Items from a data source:

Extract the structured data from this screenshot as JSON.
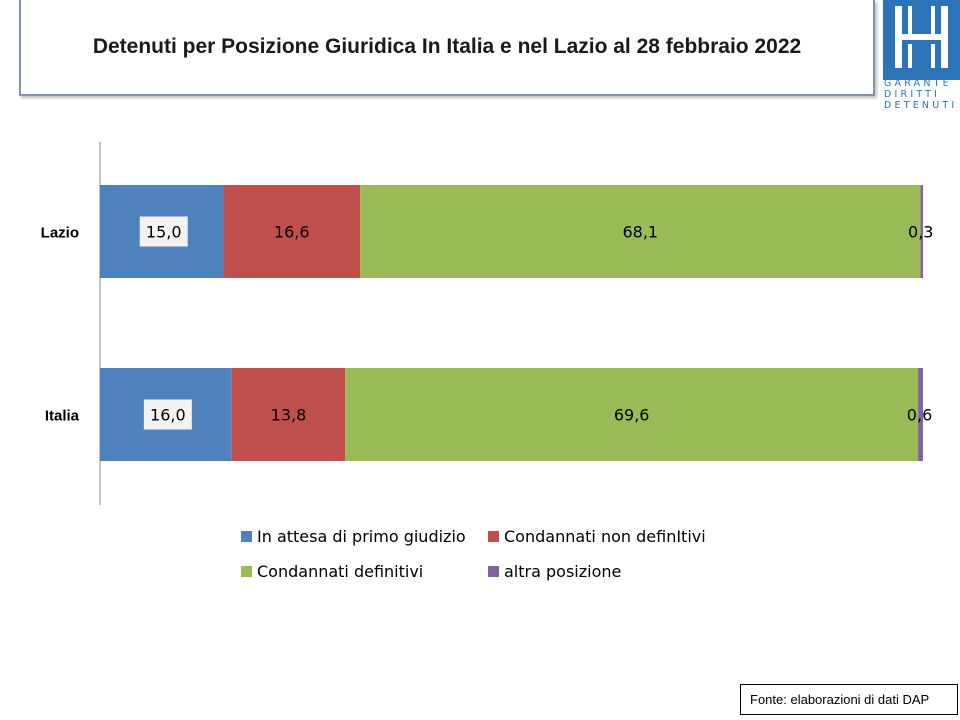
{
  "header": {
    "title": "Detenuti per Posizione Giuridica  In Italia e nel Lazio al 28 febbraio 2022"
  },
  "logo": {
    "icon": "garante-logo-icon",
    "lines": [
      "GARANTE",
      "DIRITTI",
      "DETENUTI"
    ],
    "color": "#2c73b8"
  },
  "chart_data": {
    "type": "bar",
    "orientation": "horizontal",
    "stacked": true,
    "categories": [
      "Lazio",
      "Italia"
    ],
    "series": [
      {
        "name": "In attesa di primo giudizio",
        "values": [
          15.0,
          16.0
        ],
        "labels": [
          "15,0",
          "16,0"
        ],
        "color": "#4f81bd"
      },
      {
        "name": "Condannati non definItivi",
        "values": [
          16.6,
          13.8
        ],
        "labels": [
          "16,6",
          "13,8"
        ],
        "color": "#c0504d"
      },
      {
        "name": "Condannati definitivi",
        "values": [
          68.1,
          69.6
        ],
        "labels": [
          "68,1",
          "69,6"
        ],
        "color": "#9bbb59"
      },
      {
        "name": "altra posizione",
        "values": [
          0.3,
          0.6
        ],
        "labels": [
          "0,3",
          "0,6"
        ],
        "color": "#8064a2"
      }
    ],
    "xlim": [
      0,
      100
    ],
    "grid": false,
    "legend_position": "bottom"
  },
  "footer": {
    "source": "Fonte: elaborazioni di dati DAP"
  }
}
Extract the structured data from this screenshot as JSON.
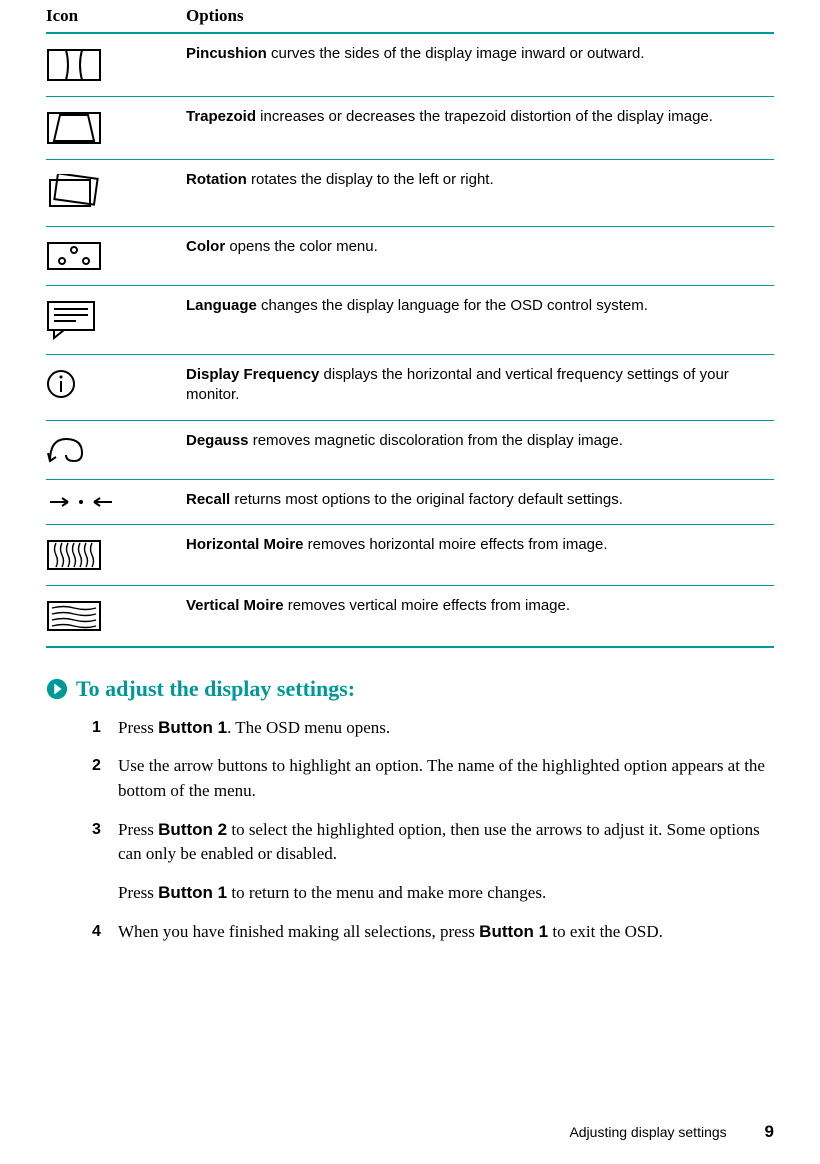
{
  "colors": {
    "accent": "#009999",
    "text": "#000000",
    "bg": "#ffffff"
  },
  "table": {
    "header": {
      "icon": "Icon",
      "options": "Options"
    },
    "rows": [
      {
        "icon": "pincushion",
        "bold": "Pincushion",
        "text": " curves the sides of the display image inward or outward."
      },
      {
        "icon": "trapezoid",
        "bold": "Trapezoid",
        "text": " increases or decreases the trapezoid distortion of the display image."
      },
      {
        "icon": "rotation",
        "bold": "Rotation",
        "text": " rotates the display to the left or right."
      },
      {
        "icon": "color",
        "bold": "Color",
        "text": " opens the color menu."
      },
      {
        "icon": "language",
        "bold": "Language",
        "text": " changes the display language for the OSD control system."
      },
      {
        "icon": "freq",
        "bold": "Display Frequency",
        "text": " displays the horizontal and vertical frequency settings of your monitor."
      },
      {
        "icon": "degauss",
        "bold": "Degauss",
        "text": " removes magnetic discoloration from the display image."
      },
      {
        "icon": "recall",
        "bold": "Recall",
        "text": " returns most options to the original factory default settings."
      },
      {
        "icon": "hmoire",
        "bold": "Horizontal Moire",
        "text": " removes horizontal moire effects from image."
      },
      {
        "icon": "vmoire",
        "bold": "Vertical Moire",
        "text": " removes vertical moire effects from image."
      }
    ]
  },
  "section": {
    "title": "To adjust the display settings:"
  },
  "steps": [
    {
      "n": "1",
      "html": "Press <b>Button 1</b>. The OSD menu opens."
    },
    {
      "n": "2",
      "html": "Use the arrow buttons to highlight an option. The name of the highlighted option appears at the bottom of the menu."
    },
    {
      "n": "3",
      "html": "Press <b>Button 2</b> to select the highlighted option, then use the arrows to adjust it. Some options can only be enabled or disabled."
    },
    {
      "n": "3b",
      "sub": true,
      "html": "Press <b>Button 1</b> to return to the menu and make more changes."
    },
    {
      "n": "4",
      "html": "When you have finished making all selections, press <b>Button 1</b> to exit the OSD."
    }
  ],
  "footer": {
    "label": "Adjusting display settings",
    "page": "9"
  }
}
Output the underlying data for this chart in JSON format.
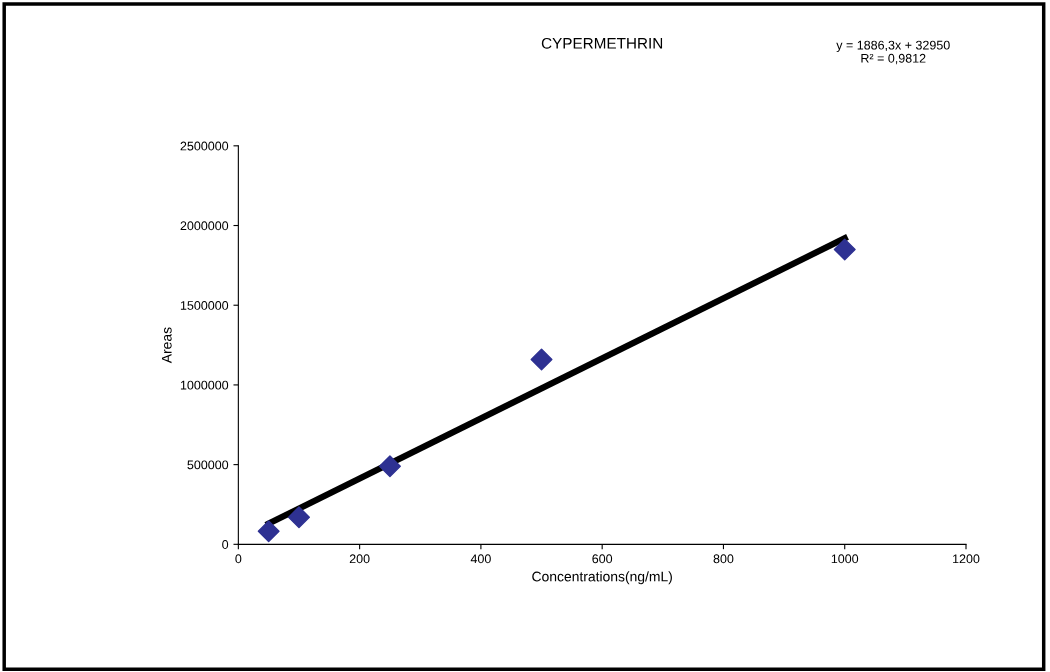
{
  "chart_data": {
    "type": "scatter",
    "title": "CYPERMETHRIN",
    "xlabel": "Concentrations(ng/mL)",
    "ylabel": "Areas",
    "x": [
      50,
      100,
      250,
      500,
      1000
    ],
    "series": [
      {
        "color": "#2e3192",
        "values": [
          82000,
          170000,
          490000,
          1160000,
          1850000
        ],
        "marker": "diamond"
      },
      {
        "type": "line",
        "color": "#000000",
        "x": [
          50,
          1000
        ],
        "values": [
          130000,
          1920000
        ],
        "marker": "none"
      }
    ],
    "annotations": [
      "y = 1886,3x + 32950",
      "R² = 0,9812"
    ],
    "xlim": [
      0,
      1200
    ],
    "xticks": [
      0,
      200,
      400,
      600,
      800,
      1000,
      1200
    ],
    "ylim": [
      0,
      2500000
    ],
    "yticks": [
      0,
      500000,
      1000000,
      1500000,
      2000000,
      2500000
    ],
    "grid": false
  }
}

◆ **Request**
Every record above should be transcribed exactly; the pictures stay out of the copy.

◆ **Answer to the task**
Extract the structured data from this screenshot as JSON.
{
  "header": {
    "title": "Detenuti per Posizione Giuridica  In Italia e nel Lazio al 28 febbraio 2022"
  },
  "logo": {
    "icon": "garante-logo-icon",
    "lines": [
      "GARANTE",
      "DIRITTI",
      "DETENUTI"
    ],
    "color": "#2c73b8"
  },
  "chart_data": {
    "type": "bar",
    "orientation": "horizontal",
    "stacked": true,
    "categories": [
      "Lazio",
      "Italia"
    ],
    "series": [
      {
        "name": "In attesa di primo giudizio",
        "values": [
          15.0,
          16.0
        ],
        "labels": [
          "15,0",
          "16,0"
        ],
        "color": "#4f81bd"
      },
      {
        "name": "Condannati non definItivi",
        "values": [
          16.6,
          13.8
        ],
        "labels": [
          "16,6",
          "13,8"
        ],
        "color": "#c0504d"
      },
      {
        "name": "Condannati definitivi",
        "values": [
          68.1,
          69.6
        ],
        "labels": [
          "68,1",
          "69,6"
        ],
        "color": "#9bbb59"
      },
      {
        "name": "altra posizione",
        "values": [
          0.3,
          0.6
        ],
        "labels": [
          "0,3",
          "0,6"
        ],
        "color": "#8064a2"
      }
    ],
    "xlim": [
      0,
      100
    ],
    "grid": false,
    "legend_position": "bottom"
  },
  "footer": {
    "source": "Fonte: elaborazioni di dati DAP"
  }
}
Extract the structured data from this screenshot as JSON.
{
  "colors": {
    "accent": "#009999",
    "text": "#000000",
    "bg": "#ffffff"
  },
  "table": {
    "header": {
      "icon": "Icon",
      "options": "Options"
    },
    "rows": [
      {
        "icon": "pincushion",
        "bold": "Pincushion",
        "text": " curves the sides of the display image inward or outward."
      },
      {
        "icon": "trapezoid",
        "bold": "Trapezoid",
        "text": " increases or decreases the trapezoid distortion of the display image."
      },
      {
        "icon": "rotation",
        "bold": "Rotation",
        "text": " rotates the display to the left or right."
      },
      {
        "icon": "color",
        "bold": "Color",
        "text": " opens the color menu."
      },
      {
        "icon": "language",
        "bold": "Language",
        "text": " changes the display language for the OSD control system."
      },
      {
        "icon": "freq",
        "bold": "Display Frequency",
        "text": " displays the horizontal and vertical frequency settings of your monitor."
      },
      {
        "icon": "degauss",
        "bold": "Degauss",
        "text": " removes magnetic discoloration from the display image."
      },
      {
        "icon": "recall",
        "bold": "Recall",
        "text": " returns most options to the original factory default settings."
      },
      {
        "icon": "hmoire",
        "bold": "Horizontal Moire",
        "text": " removes horizontal moire effects from image."
      },
      {
        "icon": "vmoire",
        "bold": "Vertical Moire",
        "text": " removes vertical moire effects from image."
      }
    ]
  },
  "section": {
    "title": "To adjust the display settings:"
  },
  "steps": [
    {
      "n": "1",
      "html": "Press <b>Button 1</b>. The OSD menu opens."
    },
    {
      "n": "2",
      "html": "Use the arrow buttons to highlight an option. The name of the highlighted option appears at the bottom of the menu."
    },
    {
      "n": "3",
      "html": "Press <b>Button 2</b> to select the highlighted option, then use the arrows to adjust it. Some options can only be enabled or disabled."
    },
    {
      "n": "3b",
      "sub": true,
      "html": "Press <b>Button 1</b> to return to the menu and make more changes."
    },
    {
      "n": "4",
      "html": "When you have finished making all selections, press <b>Button 1</b> to exit the OSD."
    }
  ],
  "footer": {
    "label": "Adjusting display settings",
    "page": "9"
  }
}
Output the underlying data for this chart in JSON format.
{
  "chart_data": {
    "type": "scatter",
    "title": "CYPERMETHRIN",
    "xlabel": "Concentrations(ng/mL)",
    "ylabel": "Areas",
    "x": [
      50,
      100,
      250,
      500,
      1000
    ],
    "series": [
      {
        "color": "#2e3192",
        "values": [
          82000,
          170000,
          490000,
          1160000,
          1850000
        ],
        "marker": "diamond"
      },
      {
        "type": "line",
        "color": "#000000",
        "x": [
          50,
          1000
        ],
        "values": [
          130000,
          1920000
        ],
        "marker": "none"
      }
    ],
    "annotations": [
      "y = 1886,3x + 32950",
      "R² = 0,9812"
    ],
    "xlim": [
      0,
      1200
    ],
    "xticks": [
      0,
      200,
      400,
      600,
      800,
      1000,
      1200
    ],
    "ylim": [
      0,
      2500000
    ],
    "yticks": [
      0,
      500000,
      1000000,
      1500000,
      2000000,
      2500000
    ],
    "grid": false
  }
}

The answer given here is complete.